Records from a data source
________
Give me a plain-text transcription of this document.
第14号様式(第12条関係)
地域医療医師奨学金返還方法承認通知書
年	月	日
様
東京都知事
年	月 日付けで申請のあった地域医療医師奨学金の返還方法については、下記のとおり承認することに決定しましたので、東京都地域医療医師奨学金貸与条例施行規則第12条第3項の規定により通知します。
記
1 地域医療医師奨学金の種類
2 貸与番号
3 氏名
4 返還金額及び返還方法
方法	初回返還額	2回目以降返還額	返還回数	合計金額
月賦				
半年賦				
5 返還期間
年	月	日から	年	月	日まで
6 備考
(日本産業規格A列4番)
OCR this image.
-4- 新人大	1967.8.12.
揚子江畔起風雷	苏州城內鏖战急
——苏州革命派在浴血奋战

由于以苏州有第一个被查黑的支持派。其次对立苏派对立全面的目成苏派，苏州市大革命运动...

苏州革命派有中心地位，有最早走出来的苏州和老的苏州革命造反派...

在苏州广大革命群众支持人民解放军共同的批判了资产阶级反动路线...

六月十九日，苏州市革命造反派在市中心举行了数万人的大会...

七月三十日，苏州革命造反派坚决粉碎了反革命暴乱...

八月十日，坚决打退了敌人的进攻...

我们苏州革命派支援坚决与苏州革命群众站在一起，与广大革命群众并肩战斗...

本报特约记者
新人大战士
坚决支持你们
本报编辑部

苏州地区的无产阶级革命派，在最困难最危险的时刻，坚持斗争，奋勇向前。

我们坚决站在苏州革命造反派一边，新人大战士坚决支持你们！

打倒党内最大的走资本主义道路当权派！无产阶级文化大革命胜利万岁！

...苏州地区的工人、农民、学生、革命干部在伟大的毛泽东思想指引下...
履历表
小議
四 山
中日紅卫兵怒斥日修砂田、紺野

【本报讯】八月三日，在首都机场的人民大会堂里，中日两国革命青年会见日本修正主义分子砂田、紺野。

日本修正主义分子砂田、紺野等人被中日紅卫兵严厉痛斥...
________
_INSTRUCTION_. Generate an exact reproduction of all entries.

_TASK RESULT_.
Give me a plain-text transcription of this document.
第14号様式(第12条関係)
地域医療医師奨学金返還方法承認通知書
年	月	日
様
東京都知事
年	月 日付けで申請のあった地域医療医師奨学金の返還方法については、下記のとおり承認することに決定しましたので、東京都地域医療医師奨学金貸与条例施行規則第12条第3項の規定により通知します。
記
1 地域医療医師奨学金の種類
2 貸与番号
3 氏名
4 返還金額及び返還方法
方法	初回返還額	2回目以降返還額	返還回数	合計金額
月賦				
半年賦				
5 返還期間
年	月	日から	年	月	日まで
6 備考
(日本産業規格A列4番)
OCR this image.
-4- 新人大	1967.8.12.
揚子江畔起風雷	苏州城內鏖战急
——苏州革命派在浴血奋战

由于以苏州有第一个被查黑的支持派。其次对立苏派对立全面的目成苏派，苏州市大革命运动...

苏州革命派有中心地位，有最早走出来的苏州和老的苏州革命造反派...

在苏州广大革命群众支持人民解放军共同的批判了资产阶级反动路线...

六月十九日，苏州市革命造反派在市中心举行了数万人的大会...

七月三十日，苏州革命造反派坚决粉碎了反革命暴乱...

八月十日，坚决打退了敌人的进攻...

我们苏州革命派支援坚决与苏州革命群众站在一起，与广大革命群众并肩战斗...

本报特约记者
新人大战士
坚决支持你们
本报编辑部

苏州地区的无产阶级革命派，在最困难最危险的时刻，坚持斗争，奋勇向前。

我们坚决站在苏州革命造反派一边，新人大战士坚决支持你们！

打倒党内最大的走资本主义道路当权派！无产阶级文化大革命胜利万岁！

...苏州地区的工人、农民、学生、革命干部在伟大的毛泽东思想指引下...
履历表
小議
四 山
中日紅卫兵怒斥日修砂田、紺野

【本报讯】八月三日，在首都机场的人民大会堂里，中日两国革命青年会见日本修正主义分子砂田、紺野。

日本修正主义分子砂田、紺野等人被中日紅卫兵严厉痛斥...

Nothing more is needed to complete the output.